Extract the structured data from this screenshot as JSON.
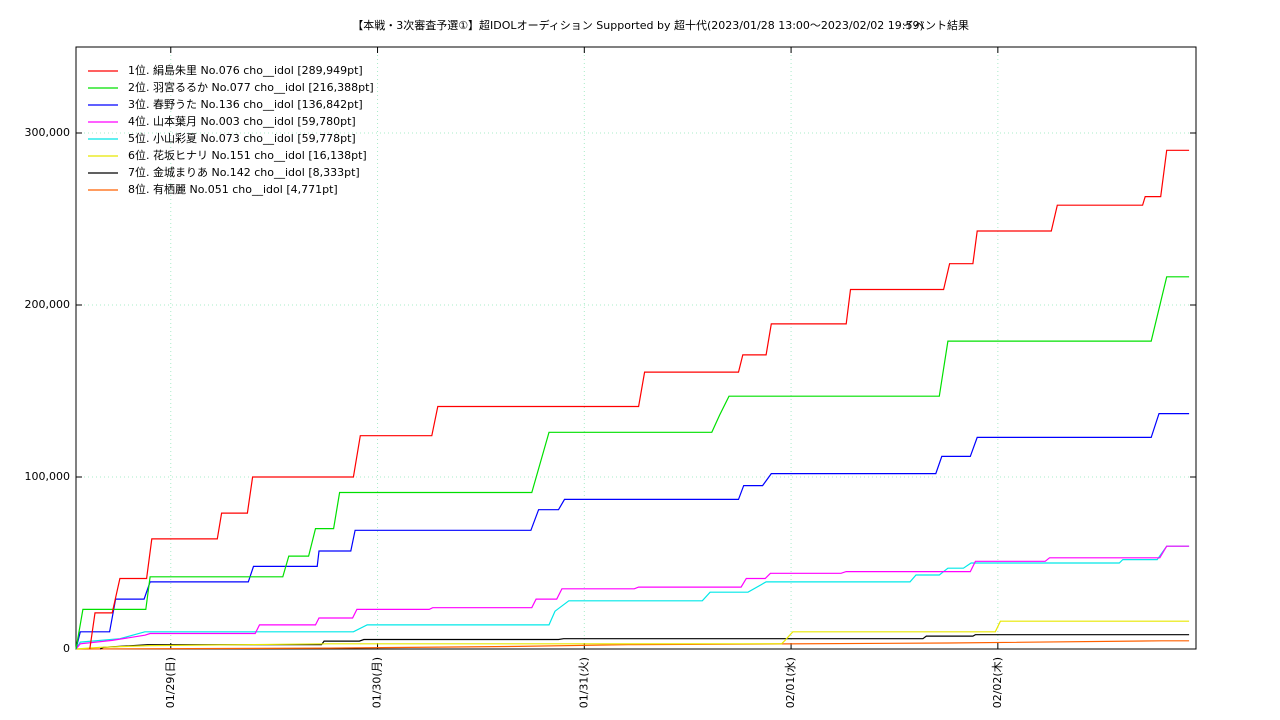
{
  "chart_data": {
    "type": "line",
    "title": "【本戦・3次審査予選①】超IDOLオーディション Supported by 超十代(2023/01/28 13:00～2023/02/02 19:59)",
    "subtitle": "イベント結果",
    "xlim": [
      0,
      130
    ],
    "xticks": [
      {
        "value": 11,
        "label": "01/29(日)"
      },
      {
        "value": 35,
        "label": "01/30(月)"
      },
      {
        "value": 59,
        "label": "01/31(火)"
      },
      {
        "value": 83,
        "label": "02/01(水)"
      },
      {
        "value": 107,
        "label": "02/02(木)"
      }
    ],
    "ylim": [
      0,
      350000
    ],
    "yticks": [
      0,
      {
        "value": 100000,
        "label": "100,000"
      },
      {
        "value": 200000,
        "label": "200,000"
      },
      {
        "value": 300000,
        "label": "300,000"
      }
    ],
    "grid": true,
    "legend": "upper-left",
    "series": [
      {
        "name": "1位. 絹島朱里 No.076 cho__idol [289,949pt]",
        "color": "#ff0000",
        "x": [
          1.6,
          2.2,
          4.2,
          5.1,
          8.2,
          8.8,
          16.4,
          16.9,
          19.9,
          20.5,
          32.2,
          33.0,
          41.3,
          42.0,
          65.3,
          66.0,
          76.9,
          77.4,
          80.1,
          80.7,
          89.4,
          89.9,
          100.7,
          101.4,
          104.1,
          104.6,
          113.2,
          113.9,
          123.8,
          124.1,
          125.9,
          126.6,
          129.2
        ],
        "values": [
          0,
          21000,
          21000,
          41000,
          41000,
          64000,
          64000,
          79000,
          79000,
          100000,
          100000,
          124000,
          124000,
          141000,
          141000,
          161000,
          161000,
          171000,
          171000,
          189000,
          189000,
          209000,
          209000,
          224000,
          224000,
          243000,
          243000,
          258000,
          258000,
          263000,
          263000,
          289949,
          289949
        ]
      },
      {
        "name": "2位. 羽宮るるか No.077 cho__idol [216,388pt]",
        "color": "#00e000",
        "x": [
          0,
          0.8,
          8.1,
          8.6,
          24.0,
          24.7,
          27.0,
          27.8,
          29.9,
          30.6,
          52.9,
          54.9,
          73.8,
          74.7,
          75.8,
          100.2,
          101.2,
          124.8,
          126.6,
          129.2
        ],
        "values": [
          0,
          23000,
          23000,
          42000,
          42000,
          54000,
          54000,
          70000,
          70000,
          91000,
          91000,
          126000,
          126000,
          136000,
          147000,
          147000,
          179000,
          179000,
          216388,
          216388
        ]
      },
      {
        "name": "3位. 春野うた No.136 cho__idol [136,842pt]",
        "color": "#0000ff",
        "x": [
          0,
          0.5,
          3.9,
          4.6,
          7.9,
          8.6,
          20.0,
          20.6,
          28.0,
          28.2,
          31.9,
          32.4,
          52.8,
          53.7,
          56.0,
          56.7,
          76.9,
          77.5,
          79.7,
          80.7,
          99.8,
          100.5,
          103.8,
          104.6,
          124.8,
          125.7,
          129.2
        ],
        "values": [
          0,
          10000,
          10000,
          29000,
          29000,
          39000,
          39000,
          48000,
          48000,
          57000,
          57000,
          69000,
          69000,
          81000,
          81000,
          87000,
          87000,
          95000,
          95000,
          102000,
          102000,
          112000,
          112000,
          123000,
          123000,
          136842,
          136842
        ]
      },
      {
        "name": "4位. 山本葉月 No.003 cho__idol [59,780pt]",
        "color": "#ff00ff",
        "x": [
          0,
          0.5,
          4.2,
          8.0,
          8.6,
          20.8,
          21.3,
          27.8,
          28.2,
          32.1,
          32.6,
          41.0,
          41.4,
          52.9,
          53.4,
          55.8,
          56.4,
          64.8,
          65.3,
          77.2,
          77.8,
          80.0,
          80.6,
          88.8,
          89.4,
          103.8,
          104.4,
          112.5,
          113.0,
          125.8,
          126.6,
          129.2
        ],
        "values": [
          0,
          3000,
          5000,
          8000,
          9000,
          9000,
          14000,
          14000,
          18000,
          18000,
          23000,
          23000,
          24000,
          24000,
          29000,
          29000,
          35000,
          35000,
          36000,
          36000,
          41000,
          41000,
          44000,
          44000,
          45000,
          45000,
          51000,
          51000,
          53000,
          53000,
          59780,
          59780
        ]
      },
      {
        "name": "5位. 小山彩夏 No.073 cho__idol [59,778pt]",
        "color": "#00e8e8",
        "x": [
          0,
          0.5,
          5.1,
          8.0,
          32.2,
          33.8,
          54.9,
          55.6,
          57.2,
          72.7,
          73.6,
          78.0,
          80.1,
          96.8,
          97.5,
          100.2,
          101.2,
          103.0,
          103.9,
          121.1,
          121.5,
          125.5,
          126.6,
          129.2
        ],
        "values": [
          0,
          4000,
          6000,
          10000,
          10000,
          14000,
          14000,
          22000,
          28000,
          28000,
          33000,
          33000,
          39000,
          39000,
          43000,
          43000,
          47000,
          47000,
          50000,
          50000,
          52000,
          52000,
          59778,
          59778
        ]
      },
      {
        "name": "6位. 花坂ヒナリ No.151 cho__idol [16,138pt]",
        "color": "#e8e800",
        "x": [
          0,
          2.8,
          8.6,
          29.4,
          81.9,
          82.3,
          83.2,
          106.7,
          107.3,
          129.2
        ],
        "values": [
          0,
          1000,
          2000,
          3000,
          3000,
          5000,
          10000,
          10000,
          16138,
          16138
        ]
      },
      {
        "name": "7位. 金城まりあ No.142 cho__idol [8,333pt]",
        "color": "#000000",
        "x": [
          2.8,
          3.2,
          8.3,
          28.5,
          28.8,
          32.9,
          33.4,
          56.0,
          56.6,
          98.3,
          98.7,
          104.1,
          104.4,
          129.2
        ],
        "values": [
          0,
          1000,
          2500,
          2500,
          4600,
          4600,
          5500,
          5500,
          6000,
          6000,
          7500,
          7500,
          8333,
          8333
        ]
      },
      {
        "name": "8位. 有栖麗 No.051 cho__idol [4,771pt]",
        "color": "#ff6000",
        "x": [
          0,
          29.4,
          51.4,
          64.1,
          101.2,
          126.0,
          129.2
        ],
        "values": [
          0,
          500,
          1500,
          2500,
          3500,
          4771,
          4771
        ]
      }
    ]
  }
}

——

Search the data for "color". Copy every line that has it.

* **Exercise output**
        "color": "#ff0000",
        "color": "#00e000",
        "color": "#0000ff",
        "color": "#ff00ff",
        "color": "#00e8e8",
        "color": "#e8e800",
        "color": "#000000",
        "color": "#ff6000",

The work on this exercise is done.